→ Job
Copy the records word for word from their first line through the line that contains "The network 150 is at (235, 400).", including both of those lines.

★ ★ ★ ★ ★ ★ ★

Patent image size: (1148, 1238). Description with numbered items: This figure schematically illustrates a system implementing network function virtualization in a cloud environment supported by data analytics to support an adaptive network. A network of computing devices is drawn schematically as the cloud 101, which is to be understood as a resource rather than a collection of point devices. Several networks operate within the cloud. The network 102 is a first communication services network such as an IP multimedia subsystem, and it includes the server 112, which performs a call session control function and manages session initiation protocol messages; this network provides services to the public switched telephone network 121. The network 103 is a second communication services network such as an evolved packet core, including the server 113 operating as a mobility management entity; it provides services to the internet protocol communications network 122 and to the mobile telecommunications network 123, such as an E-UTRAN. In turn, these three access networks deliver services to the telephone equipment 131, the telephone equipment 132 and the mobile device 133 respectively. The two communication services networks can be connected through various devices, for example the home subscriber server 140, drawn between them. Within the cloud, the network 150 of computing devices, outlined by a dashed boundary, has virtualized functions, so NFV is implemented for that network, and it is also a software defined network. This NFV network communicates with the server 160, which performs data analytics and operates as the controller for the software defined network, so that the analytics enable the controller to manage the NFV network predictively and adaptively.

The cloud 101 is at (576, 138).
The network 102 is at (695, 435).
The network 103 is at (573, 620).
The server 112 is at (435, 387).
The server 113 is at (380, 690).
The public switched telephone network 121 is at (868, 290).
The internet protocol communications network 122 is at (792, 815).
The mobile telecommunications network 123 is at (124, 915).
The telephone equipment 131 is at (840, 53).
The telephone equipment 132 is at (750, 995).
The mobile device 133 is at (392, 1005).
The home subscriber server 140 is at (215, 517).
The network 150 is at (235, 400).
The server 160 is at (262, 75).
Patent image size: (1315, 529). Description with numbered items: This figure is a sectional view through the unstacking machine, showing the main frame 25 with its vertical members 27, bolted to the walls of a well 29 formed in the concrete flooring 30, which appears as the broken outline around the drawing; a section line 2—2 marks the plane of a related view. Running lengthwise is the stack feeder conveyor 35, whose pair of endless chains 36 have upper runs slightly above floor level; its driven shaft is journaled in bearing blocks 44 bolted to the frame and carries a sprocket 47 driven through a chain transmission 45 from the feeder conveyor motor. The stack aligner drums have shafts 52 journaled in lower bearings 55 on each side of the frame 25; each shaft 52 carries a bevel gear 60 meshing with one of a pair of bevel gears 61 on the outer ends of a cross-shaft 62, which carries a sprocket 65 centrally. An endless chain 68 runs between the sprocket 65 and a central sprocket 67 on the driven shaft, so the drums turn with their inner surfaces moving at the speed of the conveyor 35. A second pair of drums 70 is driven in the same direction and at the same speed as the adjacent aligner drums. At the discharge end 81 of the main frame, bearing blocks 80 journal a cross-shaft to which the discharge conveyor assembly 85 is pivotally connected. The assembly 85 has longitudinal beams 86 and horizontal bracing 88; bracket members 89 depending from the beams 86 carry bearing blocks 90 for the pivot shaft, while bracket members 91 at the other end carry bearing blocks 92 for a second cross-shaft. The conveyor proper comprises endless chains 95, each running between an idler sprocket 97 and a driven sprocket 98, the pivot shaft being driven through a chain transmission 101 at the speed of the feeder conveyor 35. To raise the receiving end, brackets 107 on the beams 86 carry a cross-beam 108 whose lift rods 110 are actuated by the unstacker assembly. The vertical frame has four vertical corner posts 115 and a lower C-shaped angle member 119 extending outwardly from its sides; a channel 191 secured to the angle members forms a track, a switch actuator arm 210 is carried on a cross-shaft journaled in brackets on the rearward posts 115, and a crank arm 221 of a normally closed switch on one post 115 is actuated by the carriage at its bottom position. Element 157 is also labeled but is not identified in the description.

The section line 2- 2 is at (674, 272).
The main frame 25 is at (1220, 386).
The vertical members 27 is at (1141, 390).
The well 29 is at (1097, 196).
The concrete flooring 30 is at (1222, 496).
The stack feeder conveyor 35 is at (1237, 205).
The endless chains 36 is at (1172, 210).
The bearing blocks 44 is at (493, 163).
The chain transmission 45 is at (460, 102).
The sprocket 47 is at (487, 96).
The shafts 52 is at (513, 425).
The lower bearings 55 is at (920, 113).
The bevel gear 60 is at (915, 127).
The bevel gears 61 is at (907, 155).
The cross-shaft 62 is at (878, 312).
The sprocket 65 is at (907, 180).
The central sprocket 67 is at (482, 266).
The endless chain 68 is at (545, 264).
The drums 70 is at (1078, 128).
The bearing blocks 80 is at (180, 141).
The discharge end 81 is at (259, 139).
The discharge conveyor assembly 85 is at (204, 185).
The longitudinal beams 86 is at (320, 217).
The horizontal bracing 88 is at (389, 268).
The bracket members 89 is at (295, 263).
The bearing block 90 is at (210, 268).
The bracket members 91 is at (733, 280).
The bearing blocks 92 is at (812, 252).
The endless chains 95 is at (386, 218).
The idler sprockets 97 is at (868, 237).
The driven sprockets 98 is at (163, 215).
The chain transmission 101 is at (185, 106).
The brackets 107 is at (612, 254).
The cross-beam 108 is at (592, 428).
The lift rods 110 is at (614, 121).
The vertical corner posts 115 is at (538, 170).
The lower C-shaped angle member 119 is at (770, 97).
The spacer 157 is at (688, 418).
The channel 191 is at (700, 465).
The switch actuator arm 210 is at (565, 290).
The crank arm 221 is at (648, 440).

★ ★ ★ ★ ★ ★ ★

→ Right answer
Patent image size: (1148, 1238). Description with numbered items: This figure schematically illustrates a system implementing network function virtualization in a cloud environment supported by data analytics to support an adaptive network. A network of computing devices is drawn schematically as the cloud 101, which is to be understood as a resource rather than a collection of point devices. Several networks operate within the cloud. The network 102 is a first communication services network such as an IP multimedia subsystem, and it includes the server 112, which performs a call session control function and manages session initiation protocol messages; this network provides services to the public switched telephone network 121. The network 103 is a second communication services network such as an evolved packet core, including the server 113 operating as a mobility management entity; it provides services to the internet protocol communications network 122 and to the mobile telecommunications network 123, such as an E-UTRAN. In turn, these three access networks deliver services to the telephone equipment 131, the telephone equipment 132 and the mobile device 133 respectively. The two communication services networks can be connected through various devices, for example the home subscriber server 140, drawn between them. Within the cloud, the network 150 of computing devices, outlined by a dashed boundary, has virtualized functions, so NFV is implemented for that network, and it is also a software defined network. This NFV network communicates with the server 160, which performs data analytics and operates as the controller for the software defined network, so that the analytics enable the controller to manage the NFV network predictively and adaptively.

The cloud 101 is at (576, 138).
The network 102 is at (695, 435).
The network 103 is at (573, 620).
The server 112 is at (435, 387).
The server 113 is at (380, 690).
The public switched telephone network 121 is at (868, 290).
The internet protocol communications network 122 is at (792, 815).
The mobile telecommunications network 123 is at (124, 915).
The telephone equipment 131 is at (840, 53).
The telephone equipment 132 is at (750, 995).
The mobile device 133 is at (392, 1005).
The home subscriber server 140 is at (215, 517).
The network 150 is at (235, 400).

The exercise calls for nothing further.